WRITTEN INSTRUCTION: Write out all the lines again, precisely as they stand, but without the images.

[Entries from a dataset]
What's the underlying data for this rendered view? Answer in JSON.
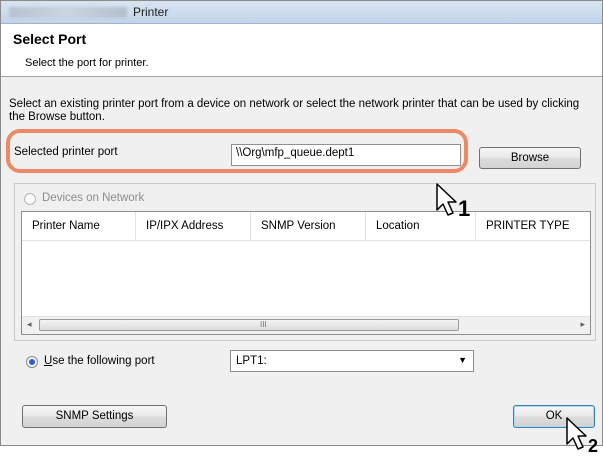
{
  "window": {
    "title": "Printer"
  },
  "header": {
    "title": "Select Port",
    "subtitle": "Select the port for printer."
  },
  "instruction": "Select an existing printer port from a device on network or select the network printer that can be used by clicking the Browse button.",
  "selected_port": {
    "label": "Selected printer port",
    "value": "\\\\Org\\mfp_queue.dept1",
    "browse_button": "Browse"
  },
  "devices": {
    "radio_label": "Devices on Network",
    "columns": [
      "Printer Name",
      "IP/IPX Address",
      "SNMP Version",
      "Location",
      "PRINTER TYPE"
    ],
    "scroll_left": "◂",
    "scroll_right": "▸",
    "scroll_grip": "III"
  },
  "use_port": {
    "radio_label": "Use the following port",
    "selected": "LPT1:"
  },
  "footer": {
    "snmp_button": "SNMP Settings",
    "ok_button": "OK"
  },
  "callouts": {
    "step1": "1",
    "step2": "2"
  },
  "colors": {
    "highlight": "#ea8a66",
    "radio_selected": "#2c62c9"
  }
}
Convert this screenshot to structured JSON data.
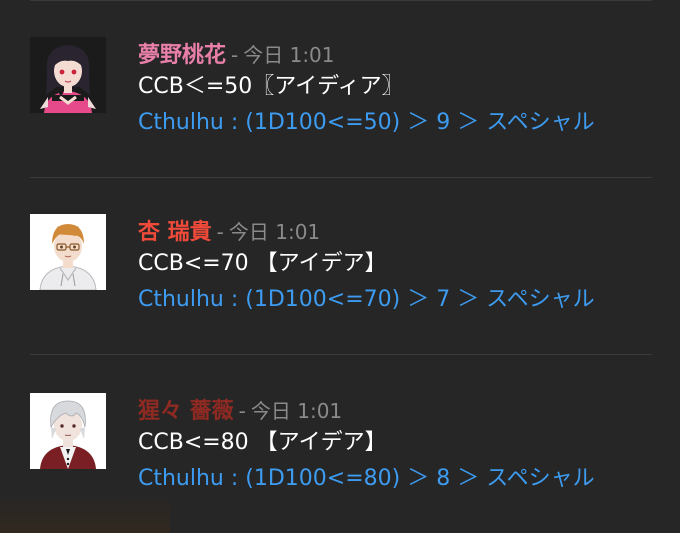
{
  "colors": {
    "background": "#262626",
    "divider": "#3a3a3a",
    "timestamp": "#8a8a8a",
    "message_text": "#ffffff",
    "dice_result": "#3d9bf0"
  },
  "messages": [
    {
      "author": "夢野桃花",
      "author_color": "#e87fa8",
      "separator": "-",
      "timestamp": "今日 1:01",
      "command": "CCB＜=50〖アイディア〗",
      "result": "Cthulhu : (1D100<=50) ＞ 9 ＞ スペシャル",
      "avatar_icon": "avatar-dark-hair-pink-dress-icon"
    },
    {
      "author": "杏 瑞貴",
      "author_color": "#f04a3a",
      "separator": "-",
      "timestamp": "今日 1:01",
      "command": "CCB<=70 【アイデア】",
      "result": "Cthulhu : (1D100<=70) ＞ 7 ＞ スペシャル",
      "avatar_icon": "avatar-glasses-white-hoodie-icon"
    },
    {
      "author": "猩々 薔薇",
      "author_color": "#8e2a22",
      "separator": "-",
      "timestamp": "今日 1:01",
      "command": "CCB<=80 【アイデア】",
      "result": "Cthulhu : (1D100<=80) ＞ 8 ＞ スペシャル",
      "avatar_icon": "avatar-silver-hair-red-vest-icon"
    }
  ]
}
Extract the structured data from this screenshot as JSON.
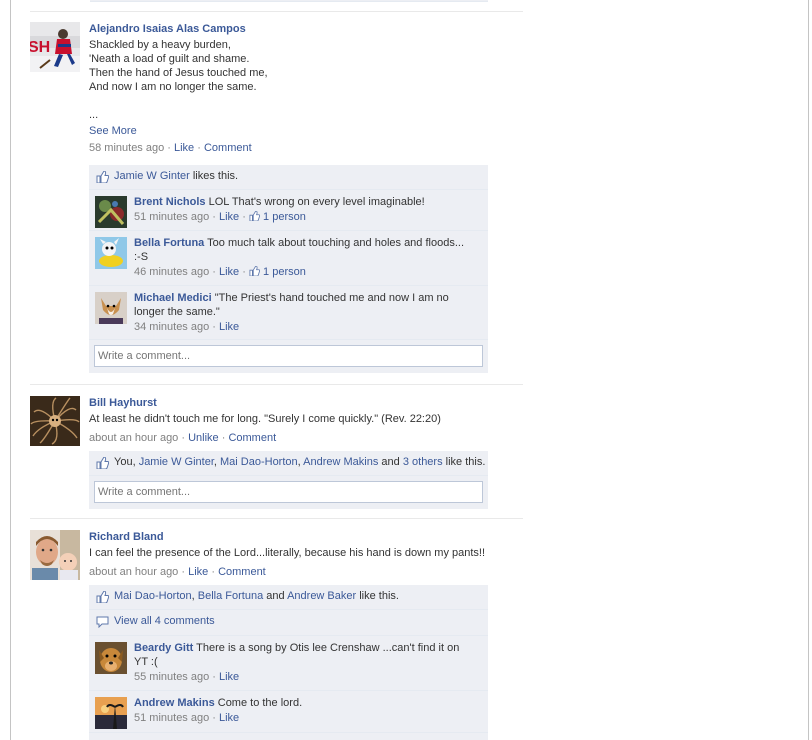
{
  "posts": [
    {
      "author": "Alejandro Isaias Alas Campos",
      "lines": [
        "Shackled by a heavy burden,",
        "'Neath a load of guilt and shame.",
        "Then the hand of Jesus touched me,",
        "And now I am no longer the same."
      ],
      "ellipsis": "...",
      "see_more": "See More",
      "time": "58 minutes ago",
      "like": "Like",
      "comment": "Comment",
      "likes": {
        "user": "Jamie W Ginter",
        "suffix": "likes this."
      },
      "comments": [
        {
          "name": "Brent Nichols",
          "text": "LOL That's wrong on every level imaginable!",
          "time": "51 minutes ago",
          "like": "Like",
          "likes_count": "1 person"
        },
        {
          "name": "Bella Fortuna",
          "text": "Too much talk about touching and holes and floods...",
          "text2": ":-S",
          "time": "46 minutes ago",
          "like": "Like",
          "likes_count": "1 person"
        },
        {
          "name": "Michael Medici",
          "text": "\"The Priest's hand touched me and now I am no",
          "text2": "longer the same.\"",
          "time": "34 minutes ago",
          "like": "Like"
        }
      ],
      "write_placeholder": "Write a comment..."
    },
    {
      "author": "Bill Hayhurst",
      "text": "At least he didn't touch me for long. \"Surely I come quickly.\" (Rev. 22:20)",
      "time": "about an hour ago",
      "unlike": "Unlike",
      "comment": "Comment",
      "likes": {
        "you": "You",
        "users": [
          "Jamie W Ginter",
          "Mai Dao-Horton",
          "Andrew Makins"
        ],
        "and": "and",
        "others": "3 others",
        "suffix": "like this."
      },
      "write_placeholder": "Write a comment..."
    },
    {
      "author": "Richard Bland",
      "text": "I can feel the presence of the Lord...literally, because his hand is down my pants!!",
      "time": "about an hour ago",
      "like": "Like",
      "comment": "Comment",
      "likes": {
        "users": [
          "Mai Dao-Horton",
          "Bella Fortuna"
        ],
        "and": "and",
        "last": "Andrew Baker",
        "suffix": "like this."
      },
      "view_all": "View all 4 comments",
      "comments": [
        {
          "name": "Beardy Gitt",
          "text": "There is a song by Otis lee Crenshaw ...can't find it on",
          "text2": "YT :(",
          "time": "55 minutes ago",
          "like": "Like"
        },
        {
          "name": "Andrew Makins",
          "text": "Come to the lord.",
          "time": "51 minutes ago",
          "like": "Like"
        }
      ]
    }
  ],
  "colors": {
    "link": "#3b5998",
    "ufi_bg": "#edeff4",
    "meta": "#808080"
  },
  "icons": [
    "thumbs-up-icon",
    "speech-bubble-icon"
  ]
}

TASK SOLUTION:
What's the underlying data for this rendered view? Answer in JSON.
{
  "window": {
    "title": "Printer"
  },
  "header": {
    "title": "Select Port",
    "subtitle": "Select the port for printer."
  },
  "instruction": "Select an existing printer port from a device on network or select the network printer that can be used by clicking the Browse button.",
  "selected_port": {
    "label": "Selected printer port",
    "value": "\\\\Org\\mfp_queue.dept1",
    "browse_button": "Browse"
  },
  "devices": {
    "radio_label": "Devices on Network",
    "columns": [
      "Printer Name",
      "IP/IPX Address",
      "SNMP Version",
      "Location",
      "PRINTER TYPE"
    ],
    "scroll_left": "◂",
    "scroll_right": "▸",
    "scroll_grip": "III"
  },
  "use_port": {
    "radio_label": "Use the following port",
    "selected": "LPT1:"
  },
  "footer": {
    "snmp_button": "SNMP Settings",
    "ok_button": "OK"
  },
  "callouts": {
    "step1": "1",
    "step2": "2"
  },
  "colors": {
    "highlight": "#ea8a66",
    "radio_selected": "#2c62c9"
  }
}
Convert this screenshot to structured JSON data.
{
  "colors": {
    "background": "#262626",
    "divider": "#3a3a3a",
    "timestamp": "#8a8a8a",
    "message_text": "#ffffff",
    "dice_result": "#3d9bf0"
  },
  "messages": [
    {
      "author": "夢野桃花",
      "author_color": "#e87fa8",
      "separator": "-",
      "timestamp": "今日 1:01",
      "command": "CCB＜=50〖アイディア〗",
      "result": "Cthulhu : (1D100<=50) ＞ 9 ＞ スペシャル",
      "avatar_icon": "avatar-dark-hair-pink-dress-icon"
    },
    {
      "author": "杏 瑞貴",
      "author_color": "#f04a3a",
      "separator": "-",
      "timestamp": "今日 1:01",
      "command": "CCB<=70 【アイデア】",
      "result": "Cthulhu : (1D100<=70) ＞ 7 ＞ スペシャル",
      "avatar_icon": "avatar-glasses-white-hoodie-icon"
    },
    {
      "author": "猩々 薔薇",
      "author_color": "#8e2a22",
      "separator": "-",
      "timestamp": "今日 1:01",
      "command": "CCB<=80 【アイデア】",
      "result": "Cthulhu : (1D100<=80) ＞ 8 ＞ スペシャル",
      "avatar_icon": "avatar-silver-hair-red-vest-icon"
    }
  ]
}
Extract the structured data from this screenshot as JSON.
{
  "posts": [
    {
      "author": "Alejandro Isaias Alas Campos",
      "lines": [
        "Shackled by a heavy burden,",
        "'Neath a load of guilt and shame.",
        "Then the hand of Jesus touched me,",
        "And now I am no longer the same."
      ],
      "ellipsis": "...",
      "see_more": "See More",
      "time": "58 minutes ago",
      "like": "Like",
      "comment": "Comment",
      "likes": {
        "user": "Jamie W Ginter",
        "suffix": "likes this."
      },
      "comments": [
        {
          "name": "Brent Nichols",
          "text": "LOL That's wrong on every level imaginable!",
          "time": "51 minutes ago",
          "like": "Like",
          "likes_count": "1 person"
        },
        {
          "name": "Bella Fortuna",
          "text": "Too much talk about touching and holes and floods...",
          "text2": ":-S",
          "time": "46 minutes ago",
          "like": "Like",
          "likes_count": "1 person"
        },
        {
          "name": "Michael Medici",
          "text": "\"The Priest's hand touched me and now I am no",
          "text2": "longer the same.\"",
          "time": "34 minutes ago",
          "like": "Like"
        }
      ],
      "write_placeholder": "Write a comment..."
    },
    {
      "author": "Bill Hayhurst",
      "text": "At least he didn't touch me for long. \"Surely I come quickly.\" (Rev. 22:20)",
      "time": "about an hour ago",
      "unlike": "Unlike",
      "comment": "Comment",
      "likes": {
        "you": "You",
        "users": [
          "Jamie W Ginter",
          "Mai Dao-Horton",
          "Andrew Makins"
        ],
        "and": "and",
        "others": "3 others",
        "suffix": "like this."
      },
      "write_placeholder": "Write a comment..."
    },
    {
      "author": "Richard Bland",
      "text": "I can feel the presence of the Lord...literally, because his hand is down my pants!!",
      "time": "about an hour ago",
      "like": "Like",
      "comment": "Comment",
      "likes": {
        "users": [
          "Mai Dao-Horton",
          "Bella Fortuna"
        ],
        "and": "and",
        "last": "Andrew Baker",
        "suffix": "like this."
      },
      "view_all": "View all 4 comments",
      "comments": [
        {
          "name": "Beardy Gitt",
          "text": "There is a song by Otis lee Crenshaw ...can't find it on",
          "text2": "YT :(",
          "time": "55 minutes ago",
          "like": "Like"
        },
        {
          "name": "Andrew Makins",
          "text": "Come to the lord.",
          "time": "51 minutes ago",
          "like": "Like"
        }
      ]
    }
  ],
  "colors": {
    "link": "#3b5998",
    "ufi_bg": "#edeff4",
    "meta": "#808080"
  },
  "icons": [
    "thumbs-up-icon",
    "speech-bubble-icon"
  ]
}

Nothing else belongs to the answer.